**Stored dataset items:**
_____

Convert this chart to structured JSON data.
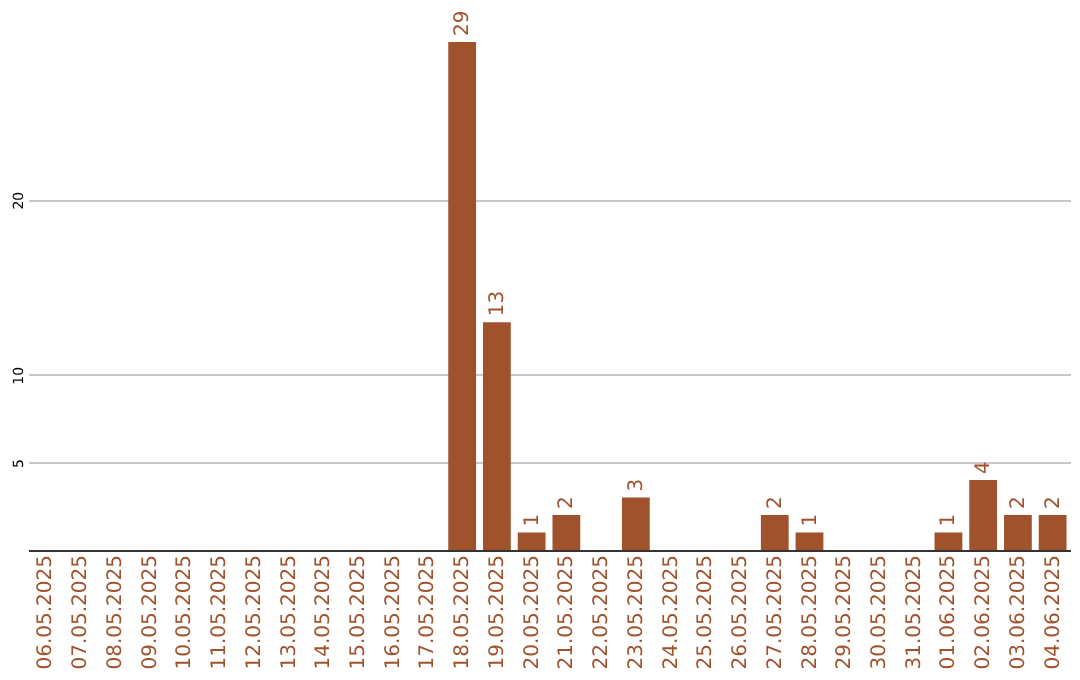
{
  "chart_data": {
    "type": "bar",
    "categories": [
      "06.05.2025",
      "07.05.2025",
      "08.05.2025",
      "09.05.2025",
      "10.05.2025",
      "11.05.2025",
      "12.05.2025",
      "13.05.2025",
      "14.05.2025",
      "15.05.2025",
      "16.05.2025",
      "17.05.2025",
      "18.05.2025",
      "19.05.2025",
      "20.05.2025",
      "21.05.2025",
      "22.05.2025",
      "23.05.2025",
      "24.05.2025",
      "25.05.2025",
      "26.05.2025",
      "27.05.2025",
      "28.05.2025",
      "29.05.2025",
      "30.05.2025",
      "31.05.2025",
      "01.06.2025",
      "02.06.2025",
      "03.06.2025",
      "04.06.2025"
    ],
    "values": [
      0,
      0,
      0,
      0,
      0,
      0,
      0,
      0,
      0,
      0,
      0,
      0,
      29,
      13,
      1,
      2,
      0,
      3,
      0,
      0,
      0,
      2,
      1,
      0,
      0,
      0,
      1,
      4,
      2,
      2
    ],
    "value_labels": [
      null,
      null,
      null,
      null,
      null,
      null,
      null,
      null,
      null,
      null,
      null,
      null,
      "29",
      "13",
      "1",
      "2",
      null,
      "3",
      null,
      null,
      null,
      "2",
      "1",
      null,
      null,
      null,
      "1",
      "4",
      "2",
      "2"
    ],
    "color": "#a0522d",
    "ylim": [
      0,
      29
    ],
    "yticks": [
      5,
      10,
      20
    ],
    "grid": "y"
  }
}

_____

**Job:** Print every entry above again without changing a word, and omit the pictures.

**Response to the task:**
Convert this chart to structured JSON data.
{
  "chart_data": {
    "type": "bar",
    "categories": [
      "06.05.2025",
      "07.05.2025",
      "08.05.2025",
      "09.05.2025",
      "10.05.2025",
      "11.05.2025",
      "12.05.2025",
      "13.05.2025",
      "14.05.2025",
      "15.05.2025",
      "16.05.2025",
      "17.05.2025",
      "18.05.2025",
      "19.05.2025",
      "20.05.2025",
      "21.05.2025",
      "22.05.2025",
      "23.05.2025",
      "24.05.2025",
      "25.05.2025",
      "26.05.2025",
      "27.05.2025",
      "28.05.2025",
      "29.05.2025",
      "30.05.2025",
      "31.05.2025",
      "01.06.2025",
      "02.06.2025",
      "03.06.2025",
      "04.06.2025"
    ],
    "values": [
      0,
      0,
      0,
      0,
      0,
      0,
      0,
      0,
      0,
      0,
      0,
      0,
      29,
      13,
      1,
      2,
      0,
      3,
      0,
      0,
      0,
      2,
      1,
      0,
      0,
      0,
      1,
      4,
      2,
      2
    ],
    "value_labels": [
      null,
      null,
      null,
      null,
      null,
      null,
      null,
      null,
      null,
      null,
      null,
      null,
      "29",
      "13",
      "1",
      "2",
      null,
      "3",
      null,
      null,
      null,
      "2",
      "1",
      null,
      null,
      null,
      "1",
      "4",
      "2",
      "2"
    ],
    "color": "#a0522d",
    "ylim": [
      0,
      29
    ],
    "yticks": [
      5,
      10,
      20
    ],
    "grid": "y"
  }
}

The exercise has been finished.